Short task -
Find the lines holding "title" and copy them.
##### Excerpted data #####
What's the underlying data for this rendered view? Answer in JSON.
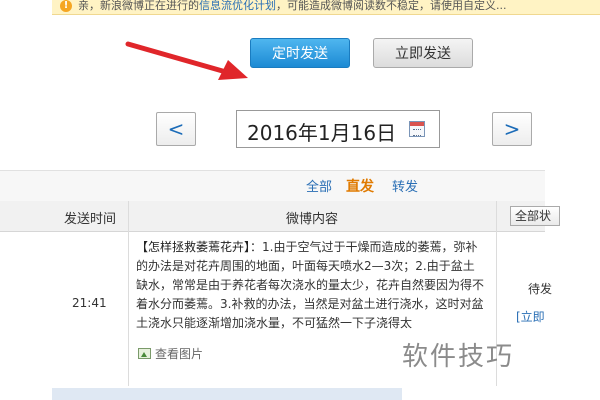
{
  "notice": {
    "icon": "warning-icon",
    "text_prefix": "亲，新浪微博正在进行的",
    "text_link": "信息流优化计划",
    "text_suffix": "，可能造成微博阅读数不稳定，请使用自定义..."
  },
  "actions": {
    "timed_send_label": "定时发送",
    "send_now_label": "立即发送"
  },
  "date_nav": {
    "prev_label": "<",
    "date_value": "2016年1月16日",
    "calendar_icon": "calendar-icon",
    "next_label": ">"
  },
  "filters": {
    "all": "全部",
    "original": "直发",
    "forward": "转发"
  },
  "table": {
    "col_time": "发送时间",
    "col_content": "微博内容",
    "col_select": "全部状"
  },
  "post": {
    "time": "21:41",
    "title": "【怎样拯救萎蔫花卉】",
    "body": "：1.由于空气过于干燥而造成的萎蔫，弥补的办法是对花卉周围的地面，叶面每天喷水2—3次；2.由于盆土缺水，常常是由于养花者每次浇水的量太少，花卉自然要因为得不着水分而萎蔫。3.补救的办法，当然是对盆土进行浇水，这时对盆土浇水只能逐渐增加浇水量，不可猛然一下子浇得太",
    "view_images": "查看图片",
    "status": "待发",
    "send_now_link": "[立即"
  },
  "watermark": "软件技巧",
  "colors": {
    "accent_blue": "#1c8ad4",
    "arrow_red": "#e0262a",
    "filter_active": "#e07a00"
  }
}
#####
##### Excerpted data #####
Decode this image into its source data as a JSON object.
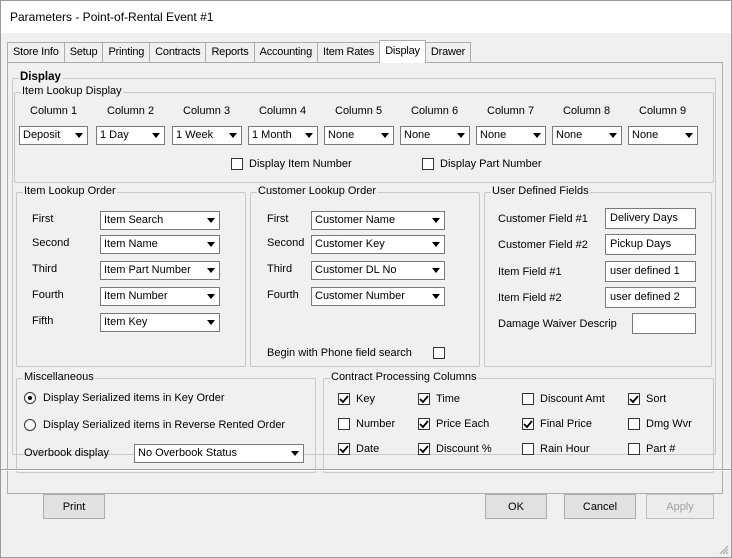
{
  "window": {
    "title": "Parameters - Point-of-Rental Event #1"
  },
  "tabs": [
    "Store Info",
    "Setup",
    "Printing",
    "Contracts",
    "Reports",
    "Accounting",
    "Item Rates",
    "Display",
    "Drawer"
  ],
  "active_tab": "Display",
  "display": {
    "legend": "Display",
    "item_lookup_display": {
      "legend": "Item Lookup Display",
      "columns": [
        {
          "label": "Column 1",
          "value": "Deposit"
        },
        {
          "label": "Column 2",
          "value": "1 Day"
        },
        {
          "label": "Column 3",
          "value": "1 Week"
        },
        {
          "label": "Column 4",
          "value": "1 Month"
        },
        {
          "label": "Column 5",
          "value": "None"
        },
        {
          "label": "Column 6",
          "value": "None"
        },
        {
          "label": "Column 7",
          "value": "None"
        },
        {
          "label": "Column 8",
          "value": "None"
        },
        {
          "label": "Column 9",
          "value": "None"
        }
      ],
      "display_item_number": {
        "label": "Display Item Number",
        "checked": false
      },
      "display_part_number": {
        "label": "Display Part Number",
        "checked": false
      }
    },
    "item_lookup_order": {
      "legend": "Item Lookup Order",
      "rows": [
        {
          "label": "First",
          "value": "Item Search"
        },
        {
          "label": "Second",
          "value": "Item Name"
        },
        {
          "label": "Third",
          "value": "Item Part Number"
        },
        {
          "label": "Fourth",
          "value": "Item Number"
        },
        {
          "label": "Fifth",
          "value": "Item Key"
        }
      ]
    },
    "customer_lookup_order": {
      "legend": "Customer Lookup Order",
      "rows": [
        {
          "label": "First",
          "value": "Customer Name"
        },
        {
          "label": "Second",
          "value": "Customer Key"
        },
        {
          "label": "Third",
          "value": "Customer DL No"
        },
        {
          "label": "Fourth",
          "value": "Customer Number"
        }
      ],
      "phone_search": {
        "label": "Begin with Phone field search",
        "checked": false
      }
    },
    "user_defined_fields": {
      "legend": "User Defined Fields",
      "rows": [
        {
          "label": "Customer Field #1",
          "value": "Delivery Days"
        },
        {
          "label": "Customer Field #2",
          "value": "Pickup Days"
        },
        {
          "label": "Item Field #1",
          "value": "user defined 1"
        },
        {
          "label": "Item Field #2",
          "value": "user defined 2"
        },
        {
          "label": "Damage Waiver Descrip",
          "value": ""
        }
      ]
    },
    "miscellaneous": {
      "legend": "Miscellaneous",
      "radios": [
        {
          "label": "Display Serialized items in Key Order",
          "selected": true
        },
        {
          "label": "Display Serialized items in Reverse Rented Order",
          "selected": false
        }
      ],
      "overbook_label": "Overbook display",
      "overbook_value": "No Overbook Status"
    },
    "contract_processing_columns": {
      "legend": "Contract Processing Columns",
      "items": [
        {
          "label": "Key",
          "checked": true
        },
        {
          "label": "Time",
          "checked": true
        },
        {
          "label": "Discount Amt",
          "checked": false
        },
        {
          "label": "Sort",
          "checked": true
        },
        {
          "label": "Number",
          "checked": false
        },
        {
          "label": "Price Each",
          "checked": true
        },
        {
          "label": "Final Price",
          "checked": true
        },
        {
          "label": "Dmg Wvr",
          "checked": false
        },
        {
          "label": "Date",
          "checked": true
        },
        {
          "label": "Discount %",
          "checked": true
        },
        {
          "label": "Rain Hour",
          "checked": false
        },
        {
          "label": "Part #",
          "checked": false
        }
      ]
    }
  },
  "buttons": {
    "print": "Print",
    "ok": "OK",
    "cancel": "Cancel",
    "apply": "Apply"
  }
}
#####
##### Excerpted data #####
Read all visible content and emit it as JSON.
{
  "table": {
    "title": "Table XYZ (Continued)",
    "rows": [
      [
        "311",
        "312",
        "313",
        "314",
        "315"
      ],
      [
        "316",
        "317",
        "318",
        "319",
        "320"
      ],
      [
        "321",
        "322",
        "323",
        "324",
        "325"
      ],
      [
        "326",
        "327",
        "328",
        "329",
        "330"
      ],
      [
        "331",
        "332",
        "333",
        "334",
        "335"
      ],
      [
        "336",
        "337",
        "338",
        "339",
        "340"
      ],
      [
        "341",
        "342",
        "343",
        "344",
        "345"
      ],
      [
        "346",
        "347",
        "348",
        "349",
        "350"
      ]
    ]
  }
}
#####
Reply to the task -
    "title": "【怎样拯救萎蔫花卉】",
    "title": "Parameters - Point-of-Rental Event #1"
    "title": "Table XYZ (Continued)",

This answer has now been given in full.